Data entries:
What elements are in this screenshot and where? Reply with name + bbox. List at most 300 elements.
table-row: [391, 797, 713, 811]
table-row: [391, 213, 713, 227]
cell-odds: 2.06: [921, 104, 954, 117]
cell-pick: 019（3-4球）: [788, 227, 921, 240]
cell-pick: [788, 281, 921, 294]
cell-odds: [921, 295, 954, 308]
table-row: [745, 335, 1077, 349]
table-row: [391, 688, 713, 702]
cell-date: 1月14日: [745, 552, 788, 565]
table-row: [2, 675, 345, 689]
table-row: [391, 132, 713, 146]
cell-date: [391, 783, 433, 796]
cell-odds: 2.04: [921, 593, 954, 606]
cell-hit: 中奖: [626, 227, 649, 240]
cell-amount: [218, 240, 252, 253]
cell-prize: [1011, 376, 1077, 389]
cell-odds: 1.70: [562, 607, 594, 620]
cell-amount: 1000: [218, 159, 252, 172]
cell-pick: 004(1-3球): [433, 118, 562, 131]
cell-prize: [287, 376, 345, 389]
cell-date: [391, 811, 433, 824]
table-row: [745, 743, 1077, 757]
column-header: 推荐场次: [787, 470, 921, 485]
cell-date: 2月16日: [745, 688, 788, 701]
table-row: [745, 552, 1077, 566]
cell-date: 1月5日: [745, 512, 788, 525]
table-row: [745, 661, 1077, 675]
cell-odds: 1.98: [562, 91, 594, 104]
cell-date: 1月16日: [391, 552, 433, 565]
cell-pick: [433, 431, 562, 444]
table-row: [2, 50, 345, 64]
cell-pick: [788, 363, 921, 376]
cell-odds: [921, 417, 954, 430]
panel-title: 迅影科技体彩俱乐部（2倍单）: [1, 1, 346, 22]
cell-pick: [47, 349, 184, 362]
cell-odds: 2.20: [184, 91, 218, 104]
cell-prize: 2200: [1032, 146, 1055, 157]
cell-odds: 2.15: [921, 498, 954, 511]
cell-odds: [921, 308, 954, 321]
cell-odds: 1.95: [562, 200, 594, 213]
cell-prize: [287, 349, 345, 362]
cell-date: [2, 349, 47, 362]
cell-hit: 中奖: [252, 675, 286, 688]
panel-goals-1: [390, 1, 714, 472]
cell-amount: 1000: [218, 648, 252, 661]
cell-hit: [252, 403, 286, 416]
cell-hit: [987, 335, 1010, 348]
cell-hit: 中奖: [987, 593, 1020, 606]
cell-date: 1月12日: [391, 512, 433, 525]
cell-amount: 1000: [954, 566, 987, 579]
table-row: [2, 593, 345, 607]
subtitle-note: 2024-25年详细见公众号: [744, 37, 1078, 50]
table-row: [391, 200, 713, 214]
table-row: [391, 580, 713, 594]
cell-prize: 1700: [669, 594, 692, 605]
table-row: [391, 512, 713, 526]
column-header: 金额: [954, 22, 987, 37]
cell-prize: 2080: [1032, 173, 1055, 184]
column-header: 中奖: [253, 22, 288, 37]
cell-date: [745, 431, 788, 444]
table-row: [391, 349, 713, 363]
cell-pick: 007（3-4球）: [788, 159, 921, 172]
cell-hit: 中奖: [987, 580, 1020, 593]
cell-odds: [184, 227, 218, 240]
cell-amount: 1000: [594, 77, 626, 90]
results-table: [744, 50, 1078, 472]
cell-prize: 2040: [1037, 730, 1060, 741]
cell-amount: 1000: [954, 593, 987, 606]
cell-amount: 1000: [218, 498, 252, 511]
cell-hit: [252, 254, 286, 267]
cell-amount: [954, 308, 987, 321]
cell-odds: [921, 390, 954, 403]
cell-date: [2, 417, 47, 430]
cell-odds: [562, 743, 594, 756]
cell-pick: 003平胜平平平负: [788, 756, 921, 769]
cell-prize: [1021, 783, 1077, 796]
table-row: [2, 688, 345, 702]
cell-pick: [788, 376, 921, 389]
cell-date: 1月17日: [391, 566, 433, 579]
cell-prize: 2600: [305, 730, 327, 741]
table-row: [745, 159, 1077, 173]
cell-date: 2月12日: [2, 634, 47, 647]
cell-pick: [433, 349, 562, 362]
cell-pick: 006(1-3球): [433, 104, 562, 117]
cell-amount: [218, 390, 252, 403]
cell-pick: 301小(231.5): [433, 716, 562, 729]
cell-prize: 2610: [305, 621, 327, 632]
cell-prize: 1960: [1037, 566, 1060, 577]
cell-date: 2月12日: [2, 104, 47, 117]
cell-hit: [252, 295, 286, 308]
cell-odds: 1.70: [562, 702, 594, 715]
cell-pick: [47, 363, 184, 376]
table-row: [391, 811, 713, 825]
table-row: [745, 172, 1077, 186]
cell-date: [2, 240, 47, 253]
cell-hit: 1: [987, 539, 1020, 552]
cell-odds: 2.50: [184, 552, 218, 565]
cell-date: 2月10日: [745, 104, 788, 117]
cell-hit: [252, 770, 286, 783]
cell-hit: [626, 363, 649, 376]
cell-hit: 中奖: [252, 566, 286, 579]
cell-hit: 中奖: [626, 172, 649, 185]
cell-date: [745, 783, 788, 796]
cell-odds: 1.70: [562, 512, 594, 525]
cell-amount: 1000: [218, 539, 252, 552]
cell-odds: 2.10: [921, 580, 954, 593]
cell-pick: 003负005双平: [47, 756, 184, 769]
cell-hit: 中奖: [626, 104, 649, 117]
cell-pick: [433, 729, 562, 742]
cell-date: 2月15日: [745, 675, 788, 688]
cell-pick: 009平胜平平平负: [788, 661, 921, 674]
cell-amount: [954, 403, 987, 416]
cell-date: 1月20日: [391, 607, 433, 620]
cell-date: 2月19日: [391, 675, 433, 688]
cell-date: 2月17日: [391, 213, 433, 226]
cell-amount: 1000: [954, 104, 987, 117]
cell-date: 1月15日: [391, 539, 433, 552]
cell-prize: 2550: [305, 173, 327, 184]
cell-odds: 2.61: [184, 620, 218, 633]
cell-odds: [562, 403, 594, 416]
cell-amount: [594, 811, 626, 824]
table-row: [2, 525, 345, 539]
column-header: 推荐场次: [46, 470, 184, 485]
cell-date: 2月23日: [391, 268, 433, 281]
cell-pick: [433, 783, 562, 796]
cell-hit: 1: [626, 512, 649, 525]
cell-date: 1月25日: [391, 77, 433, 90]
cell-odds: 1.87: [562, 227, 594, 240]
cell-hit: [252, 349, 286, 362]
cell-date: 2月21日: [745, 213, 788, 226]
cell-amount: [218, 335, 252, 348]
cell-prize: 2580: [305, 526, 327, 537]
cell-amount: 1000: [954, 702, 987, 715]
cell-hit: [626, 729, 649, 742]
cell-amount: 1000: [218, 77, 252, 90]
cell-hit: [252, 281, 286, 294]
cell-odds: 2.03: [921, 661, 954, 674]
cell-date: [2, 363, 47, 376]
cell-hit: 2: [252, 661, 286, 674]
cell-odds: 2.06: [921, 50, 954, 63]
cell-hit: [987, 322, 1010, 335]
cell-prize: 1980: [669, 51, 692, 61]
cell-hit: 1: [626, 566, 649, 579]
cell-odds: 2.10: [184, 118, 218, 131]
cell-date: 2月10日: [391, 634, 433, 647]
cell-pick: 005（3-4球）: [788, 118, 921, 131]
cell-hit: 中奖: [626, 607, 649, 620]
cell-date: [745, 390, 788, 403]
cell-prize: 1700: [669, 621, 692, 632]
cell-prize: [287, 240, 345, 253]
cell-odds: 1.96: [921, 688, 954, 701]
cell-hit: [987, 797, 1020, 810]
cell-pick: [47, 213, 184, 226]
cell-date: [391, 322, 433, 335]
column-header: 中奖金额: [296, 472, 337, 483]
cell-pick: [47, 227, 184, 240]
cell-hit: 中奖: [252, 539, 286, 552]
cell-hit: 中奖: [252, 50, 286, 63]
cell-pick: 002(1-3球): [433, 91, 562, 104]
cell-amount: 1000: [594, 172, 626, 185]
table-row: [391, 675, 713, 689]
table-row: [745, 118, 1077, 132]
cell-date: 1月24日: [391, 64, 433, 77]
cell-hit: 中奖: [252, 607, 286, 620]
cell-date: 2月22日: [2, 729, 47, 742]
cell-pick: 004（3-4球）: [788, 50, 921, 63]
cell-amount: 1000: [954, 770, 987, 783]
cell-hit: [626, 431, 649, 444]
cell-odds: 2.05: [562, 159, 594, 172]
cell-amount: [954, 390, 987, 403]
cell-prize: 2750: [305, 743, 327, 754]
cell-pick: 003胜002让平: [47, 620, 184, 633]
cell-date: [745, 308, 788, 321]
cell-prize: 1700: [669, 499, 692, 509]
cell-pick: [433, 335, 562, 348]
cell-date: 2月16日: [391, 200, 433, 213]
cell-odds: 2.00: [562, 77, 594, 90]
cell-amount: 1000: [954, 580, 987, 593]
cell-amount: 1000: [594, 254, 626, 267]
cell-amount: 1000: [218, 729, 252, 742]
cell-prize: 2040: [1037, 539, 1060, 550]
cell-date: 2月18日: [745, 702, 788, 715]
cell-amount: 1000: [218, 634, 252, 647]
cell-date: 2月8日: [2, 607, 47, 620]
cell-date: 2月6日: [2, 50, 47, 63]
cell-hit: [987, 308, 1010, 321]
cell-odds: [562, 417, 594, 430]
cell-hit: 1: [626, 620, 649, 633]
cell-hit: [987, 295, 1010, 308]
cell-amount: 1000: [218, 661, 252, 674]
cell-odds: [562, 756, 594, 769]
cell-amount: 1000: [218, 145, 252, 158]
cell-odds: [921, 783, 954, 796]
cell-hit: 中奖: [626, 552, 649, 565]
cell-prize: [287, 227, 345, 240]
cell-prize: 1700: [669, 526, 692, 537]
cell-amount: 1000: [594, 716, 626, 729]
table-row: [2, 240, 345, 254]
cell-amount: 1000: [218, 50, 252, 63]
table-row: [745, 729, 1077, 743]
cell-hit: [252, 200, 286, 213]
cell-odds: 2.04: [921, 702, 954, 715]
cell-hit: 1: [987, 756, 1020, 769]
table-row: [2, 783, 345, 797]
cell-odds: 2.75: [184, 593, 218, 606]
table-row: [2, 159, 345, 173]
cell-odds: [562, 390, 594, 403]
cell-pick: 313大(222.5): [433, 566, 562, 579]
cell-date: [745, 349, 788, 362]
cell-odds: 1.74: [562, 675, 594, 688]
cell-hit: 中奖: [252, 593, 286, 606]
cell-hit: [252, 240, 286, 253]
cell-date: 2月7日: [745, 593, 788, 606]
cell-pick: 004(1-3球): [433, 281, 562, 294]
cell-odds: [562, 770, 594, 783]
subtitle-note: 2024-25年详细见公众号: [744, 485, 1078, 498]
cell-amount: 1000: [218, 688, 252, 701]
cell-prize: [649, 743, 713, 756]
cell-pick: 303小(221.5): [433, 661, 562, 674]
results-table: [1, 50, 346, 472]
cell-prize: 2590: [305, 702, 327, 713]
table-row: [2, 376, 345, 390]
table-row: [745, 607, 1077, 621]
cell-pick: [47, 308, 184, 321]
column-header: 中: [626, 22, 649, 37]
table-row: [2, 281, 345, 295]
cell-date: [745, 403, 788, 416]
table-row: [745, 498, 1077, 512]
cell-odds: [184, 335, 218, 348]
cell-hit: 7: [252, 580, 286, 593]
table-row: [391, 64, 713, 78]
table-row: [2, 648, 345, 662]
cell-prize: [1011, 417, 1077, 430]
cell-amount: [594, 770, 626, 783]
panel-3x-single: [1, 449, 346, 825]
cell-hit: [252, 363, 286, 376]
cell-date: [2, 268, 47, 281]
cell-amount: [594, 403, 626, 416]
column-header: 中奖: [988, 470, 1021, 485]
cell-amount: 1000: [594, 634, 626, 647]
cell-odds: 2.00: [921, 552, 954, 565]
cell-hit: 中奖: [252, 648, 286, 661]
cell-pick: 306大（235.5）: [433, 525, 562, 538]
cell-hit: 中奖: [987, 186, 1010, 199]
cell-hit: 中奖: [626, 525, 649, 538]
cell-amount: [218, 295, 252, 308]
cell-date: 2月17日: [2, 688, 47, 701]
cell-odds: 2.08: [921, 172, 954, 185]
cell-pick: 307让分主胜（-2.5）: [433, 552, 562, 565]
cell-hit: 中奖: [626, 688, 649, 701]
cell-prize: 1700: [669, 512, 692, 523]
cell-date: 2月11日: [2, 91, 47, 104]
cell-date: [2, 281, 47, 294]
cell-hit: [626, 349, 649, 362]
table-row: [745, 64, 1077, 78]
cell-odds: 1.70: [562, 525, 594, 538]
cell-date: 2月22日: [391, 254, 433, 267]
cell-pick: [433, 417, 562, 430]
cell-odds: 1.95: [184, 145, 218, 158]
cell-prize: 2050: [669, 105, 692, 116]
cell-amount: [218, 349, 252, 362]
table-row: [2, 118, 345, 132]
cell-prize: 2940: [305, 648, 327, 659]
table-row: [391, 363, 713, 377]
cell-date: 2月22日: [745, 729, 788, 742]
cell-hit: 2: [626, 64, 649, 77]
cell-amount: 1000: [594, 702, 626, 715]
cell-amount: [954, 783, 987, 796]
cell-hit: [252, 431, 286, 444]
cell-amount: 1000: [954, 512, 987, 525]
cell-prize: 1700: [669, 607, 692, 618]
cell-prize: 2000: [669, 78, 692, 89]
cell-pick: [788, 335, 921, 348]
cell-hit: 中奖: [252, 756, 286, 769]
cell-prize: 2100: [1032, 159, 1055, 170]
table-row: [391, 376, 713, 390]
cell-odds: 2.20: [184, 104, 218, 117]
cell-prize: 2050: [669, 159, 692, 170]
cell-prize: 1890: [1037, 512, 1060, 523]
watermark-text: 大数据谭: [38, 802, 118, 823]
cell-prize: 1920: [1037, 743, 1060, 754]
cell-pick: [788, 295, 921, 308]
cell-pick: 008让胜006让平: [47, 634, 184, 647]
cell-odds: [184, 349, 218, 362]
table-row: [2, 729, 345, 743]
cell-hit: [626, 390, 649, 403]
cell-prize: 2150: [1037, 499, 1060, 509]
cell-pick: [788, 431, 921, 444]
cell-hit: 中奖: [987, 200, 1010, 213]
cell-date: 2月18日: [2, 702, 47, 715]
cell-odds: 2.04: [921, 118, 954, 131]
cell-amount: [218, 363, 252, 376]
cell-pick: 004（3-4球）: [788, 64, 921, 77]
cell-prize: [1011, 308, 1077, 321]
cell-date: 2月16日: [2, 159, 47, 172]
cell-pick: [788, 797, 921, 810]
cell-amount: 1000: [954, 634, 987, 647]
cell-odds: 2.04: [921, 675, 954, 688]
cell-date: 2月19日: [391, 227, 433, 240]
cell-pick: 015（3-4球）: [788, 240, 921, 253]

Task statement:
Copy the records word for word, from the very first line through the line containing "table-row: [2, 593, 345, 607]", with both ends included.

Result of the task:
What elements are in this screenshot and where? Reply with name + bbox. List at most 300 elements.
table-row: [391, 797, 713, 811]
table-row: [391, 213, 713, 227]
cell-odds: 2.06: [921, 104, 954, 117]
cell-pick: 019（3-4球）: [788, 227, 921, 240]
cell-pick: [788, 281, 921, 294]
cell-odds: [921, 295, 954, 308]
table-row: [745, 335, 1077, 349]
table-row: [391, 688, 713, 702]
cell-date: 1月14日: [745, 552, 788, 565]
table-row: [2, 675, 345, 689]
table-row: [391, 132, 713, 146]
cell-date: [391, 783, 433, 796]
cell-odds: 2.04: [921, 593, 954, 606]
cell-hit: 中奖: [626, 227, 649, 240]
cell-amount: [218, 240, 252, 253]
cell-prize: [1011, 376, 1077, 389]
cell-odds: 1.70: [562, 607, 594, 620]
cell-amount: 1000: [218, 159, 252, 172]
cell-pick: 004(1-3球): [433, 118, 562, 131]
cell-prize: [287, 376, 345, 389]
cell-date: [391, 811, 433, 824]
table-row: [745, 743, 1077, 757]
column-header: 推荐场次: [787, 470, 921, 485]
cell-date: 2月16日: [745, 688, 788, 701]
table-row: [745, 552, 1077, 566]
cell-date: 1月5日: [745, 512, 788, 525]
table-row: [745, 661, 1077, 675]
cell-odds: 1.98: [562, 91, 594, 104]
cell-date: 1月16日: [391, 552, 433, 565]
cell-pick: [433, 431, 562, 444]
table-row: [2, 50, 345, 64]
cell-pick: [788, 363, 921, 376]
cell-odds: [921, 417, 954, 430]
panel-title: 迅影科技体彩俱乐部（2倍单）: [1, 1, 346, 22]
cell-pick: [47, 349, 184, 362]
cell-odds: 2.20: [184, 91, 218, 104]
cell-prize: 2200: [1032, 146, 1055, 157]
cell-odds: 2.15: [921, 498, 954, 511]
cell-odds: [921, 308, 954, 321]
cell-odds: 1.95: [562, 200, 594, 213]
cell-prize: [287, 349, 345, 362]
cell-date: [2, 349, 47, 362]
cell-hit: 中奖: [252, 675, 286, 688]
panel-goals-1: [390, 1, 714, 472]
cell-amount: 1000: [218, 648, 252, 661]
cell-hit: [252, 403, 286, 416]
cell-hit: [987, 335, 1010, 348]
cell-hit: 中奖: [987, 593, 1020, 606]
cell-date: 1月12日: [391, 512, 433, 525]
cell-amount: 1000: [954, 566, 987, 579]
table-row: [2, 593, 345, 607]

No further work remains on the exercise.